| Records for this exercise |
*-*-*

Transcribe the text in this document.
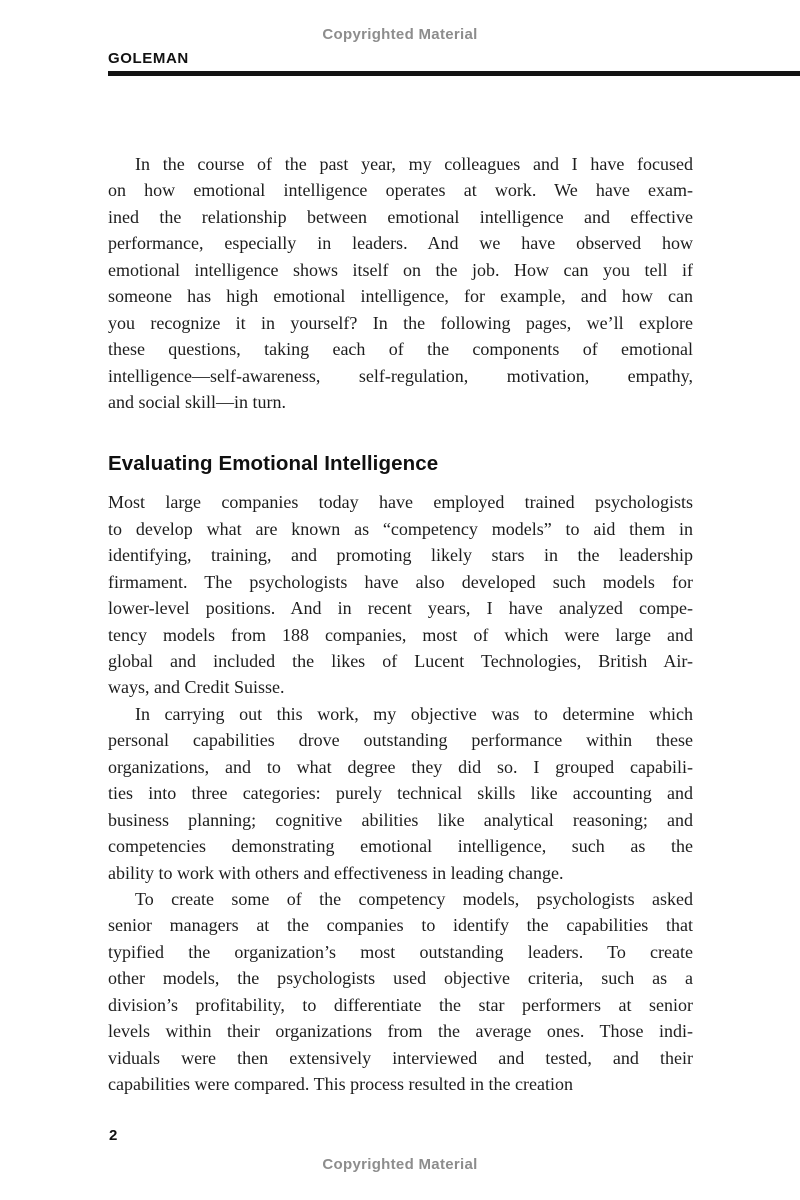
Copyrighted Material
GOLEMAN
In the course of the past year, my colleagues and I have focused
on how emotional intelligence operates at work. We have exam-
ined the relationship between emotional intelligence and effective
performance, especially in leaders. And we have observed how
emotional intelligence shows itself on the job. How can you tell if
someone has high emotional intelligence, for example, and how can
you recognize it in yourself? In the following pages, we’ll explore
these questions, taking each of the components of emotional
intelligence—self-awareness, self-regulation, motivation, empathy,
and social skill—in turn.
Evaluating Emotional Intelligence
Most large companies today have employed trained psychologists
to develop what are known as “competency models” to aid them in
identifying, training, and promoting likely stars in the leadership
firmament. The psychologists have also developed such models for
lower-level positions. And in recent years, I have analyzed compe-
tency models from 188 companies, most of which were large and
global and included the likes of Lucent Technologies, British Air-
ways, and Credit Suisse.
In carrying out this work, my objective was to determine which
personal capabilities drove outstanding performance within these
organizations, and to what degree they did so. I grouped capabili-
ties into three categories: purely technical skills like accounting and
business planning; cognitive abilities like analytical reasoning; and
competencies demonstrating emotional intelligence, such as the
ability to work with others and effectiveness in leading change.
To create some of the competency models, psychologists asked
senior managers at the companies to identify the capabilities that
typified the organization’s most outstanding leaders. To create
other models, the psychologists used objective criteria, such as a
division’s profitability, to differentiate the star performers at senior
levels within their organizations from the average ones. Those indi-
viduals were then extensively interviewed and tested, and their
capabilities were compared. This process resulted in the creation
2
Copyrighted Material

*-*-*

| Challenge |
Transcribe all entries above exactly. Drop the pictures.

| Expected answer |
Transcribe the text in this document.
Copyrighted Material
GOLEMAN
In the course of the past year, my colleagues and I have focused
on how emotional intelligence operates at work. We have exam-
ined the relationship between emotional intelligence and effective
performance, especially in leaders. And we have observed how
emotional intelligence shows itself on the job. How can you tell if
someone has high emotional intelligence, for example, and how can
you recognize it in yourself? In the following pages, we’ll explore
these questions, taking each of the components of emotional
intelligence—self-awareness, self-regulation, motivation, empathy,
and social skill—in turn.
Evaluating Emotional Intelligence
Most large companies today have employed trained psychologists
to develop what are known as “competency models” to aid them in
identifying, training, and promoting likely stars in the leadership
firmament. The psychologists have also developed such models for
lower-level positions. And in recent years, I have analyzed compe-
tency models from 188 companies, most of which were large and
global and included the likes of Lucent Technologies, British Air-
ways, and Credit Suisse.
In carrying out this work, my objective was to determine which
personal capabilities drove outstanding performance within these
organizations, and to what degree they did so. I grouped capabili-
ties into three categories: purely technical skills like accounting and
business planning; cognitive abilities like analytical reasoning; and
competencies demonstrating emotional intelligence, such as the
ability to work with others and effectiveness in leading change.
To create some of the competency models, psychologists asked
senior managers at the companies to identify the capabilities that
typified the organization’s most outstanding leaders. To create
other models, the psychologists used objective criteria, such as a
division’s profitability, to differentiate the star performers at senior
levels within their organizations from the average ones. Those indi-
viduals were then extensively interviewed and tested, and their
capabilities were compared. This process resulted in the creation
2
Copyrighted Material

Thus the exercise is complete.